-- START Provided records --
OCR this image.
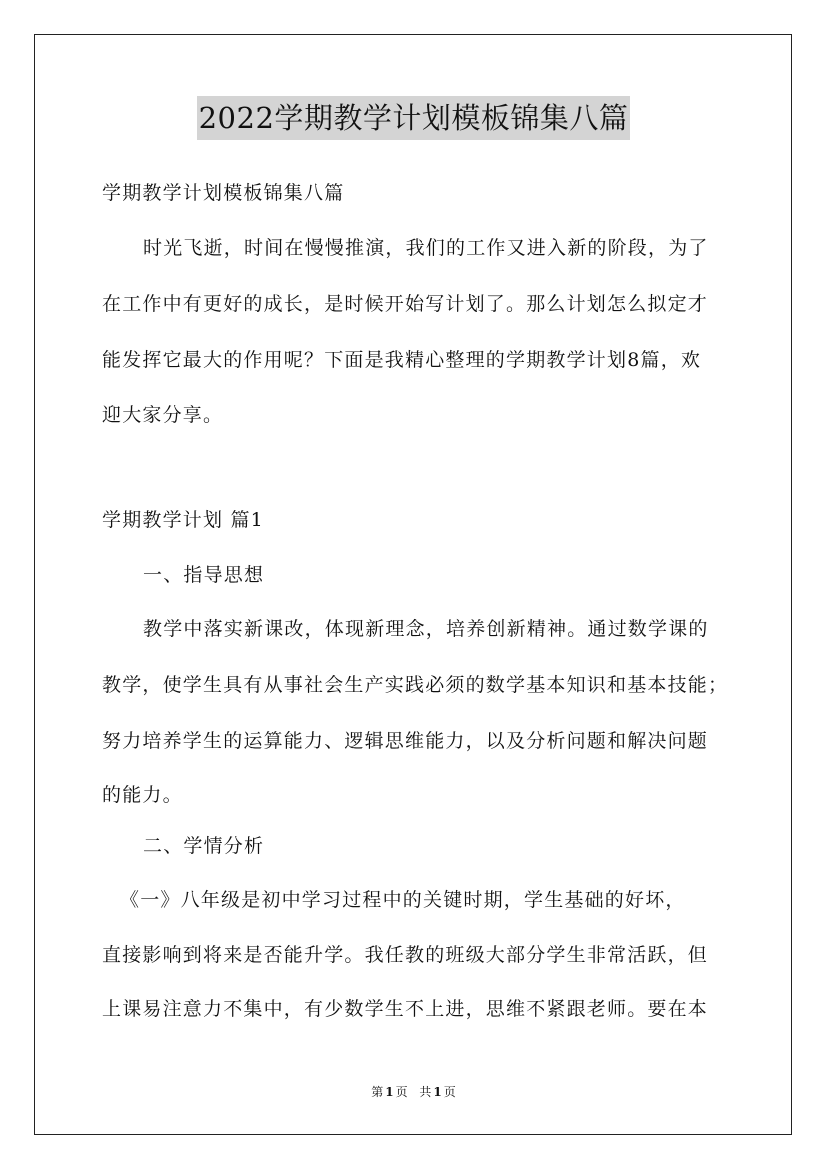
2022学期教学计划模板锦集八篇
学期教学计划模板锦集八篇
时光飞逝，时间在慢慢推演，我们的工作又进入新的阶段，为了
在工作中有更好的成长，是时候开始写计划了。那么计划怎么拟定才
能发挥它最大的作用呢？下面是我精心整理的学期教学计划8篇，欢
迎大家分享。
学期教学计划 篇1
一、指导思想
教学中落实新课改，体现新理念，培养创新精神。通过数学课的
教学，使学生具有从事社会生产实践必须的数学基本知识和基本技能；
努力培养学生的运算能力、逻辑思维能力，以及分析问题和解决问题
的能力。
二、学情分析
《一》八年级是初中学习过程中的关键时期，学生基础的好坏，
直接影响到将来是否能升学。我任教的班级大部分学生非常活跃，但
上课易注意力不集中，有少数学生不上进，思维不紧跟老师。要在本
第 1 页 共 1 页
-- END Provided records --
• _What you are asked to do_: Leave images out of the retyped records; keep all else exact.

• _Output of the exercise_:
OCR this image.
2022学期教学计划模板锦集八篇
学期教学计划模板锦集八篇
时光飞逝，时间在慢慢推演，我们的工作又进入新的阶段，为了
在工作中有更好的成长，是时候开始写计划了。那么计划怎么拟定才
能发挥它最大的作用呢？下面是我精心整理的学期教学计划8篇，欢
迎大家分享。
学期教学计划 篇1
一、指导思想
教学中落实新课改，体现新理念，培养创新精神。通过数学课的
教学，使学生具有从事社会生产实践必须的数学基本知识和基本技能；
努力培养学生的运算能力、逻辑思维能力，以及分析问题和解决问题
的能力。
二、学情分析
《一》八年级是初中学习过程中的关键时期，学生基础的好坏，
直接影响到将来是否能升学。我任教的班级大部分学生非常活跃，但
上课易注意力不集中，有少数学生不上进，思维不紧跟老师。要在本
第 1 页 共 1 页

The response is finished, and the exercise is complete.